Directions — Give the material again in full, matching it exactly.

------------------------

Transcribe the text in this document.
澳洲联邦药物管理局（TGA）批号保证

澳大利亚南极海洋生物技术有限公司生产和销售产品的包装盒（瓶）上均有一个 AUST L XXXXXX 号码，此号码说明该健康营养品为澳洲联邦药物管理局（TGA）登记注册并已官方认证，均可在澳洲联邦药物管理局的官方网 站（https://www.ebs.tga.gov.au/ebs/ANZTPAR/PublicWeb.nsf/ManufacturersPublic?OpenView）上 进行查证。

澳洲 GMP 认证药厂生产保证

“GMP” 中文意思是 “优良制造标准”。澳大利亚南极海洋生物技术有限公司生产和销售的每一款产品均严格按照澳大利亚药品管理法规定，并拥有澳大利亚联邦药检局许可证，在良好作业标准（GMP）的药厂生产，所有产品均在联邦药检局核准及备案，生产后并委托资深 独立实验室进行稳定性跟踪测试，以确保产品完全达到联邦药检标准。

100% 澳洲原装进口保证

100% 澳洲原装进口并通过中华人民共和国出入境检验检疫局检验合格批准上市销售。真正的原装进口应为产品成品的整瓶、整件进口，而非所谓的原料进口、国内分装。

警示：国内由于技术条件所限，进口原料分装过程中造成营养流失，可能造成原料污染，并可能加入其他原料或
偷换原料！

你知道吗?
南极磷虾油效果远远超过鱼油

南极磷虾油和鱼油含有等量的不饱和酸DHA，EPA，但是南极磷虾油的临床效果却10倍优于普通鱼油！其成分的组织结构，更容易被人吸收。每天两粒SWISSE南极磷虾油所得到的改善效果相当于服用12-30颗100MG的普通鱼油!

------------------------

Problem solution —
Transcribe the text in this document.
澳洲联邦药物管理局（TGA）批号保证

澳大利亚南极海洋生物技术有限公司生产和销售产品的包装盒（瓶）上均有一个 AUST L XXXXXX 号码，此号码说明该健康营养品为澳洲联邦药物管理局（TGA）登记注册并已官方认证，均可在澳洲联邦药物管理局的官方网 站（https://www.ebs.tga.gov.au/ebs/ANZTPAR/PublicWeb.nsf/ManufacturersPublic?OpenView）上 进行查证。

澳洲 GMP 认证药厂生产保证

“GMP” 中文意思是 “优良制造标准”。澳大利亚南极海洋生物技术有限公司生产和销售的每一款产品均严格按照澳大利亚药品管理法规定，并拥有澳大利亚联邦药检局许可证，在良好作业标准（GMP）的药厂生产，所有产品均在联邦药检局核准及备案，生产后并委托资深 独立实验室进行稳定性跟踪测试，以确保产品完全达到联邦药检标准。

100% 澳洲原装进口保证

100% 澳洲原装进口并通过中华人民共和国出入境检验检疫局检验合格批准上市销售。真正的原装进口应为产品成品的整瓶、整件进口，而非所谓的原料进口、国内分装。

警示：国内由于技术条件所限，进口原料分装过程中造成营养流失，可能造成原料污染，并可能加入其他原料或
偷换原料！

你知道吗?
南极磷虾油效果远远超过鱼油

南极磷虾油和鱼油含有等量的不饱和酸DHA，EPA，但是南极磷虾油的临床效果却10倍优于普通鱼油！其成分的组织结构，更容易被人吸收。每天两粒SWISSE南极磷虾油所得到的改善效果相当于服用12-30颗100MG的普通鱼油!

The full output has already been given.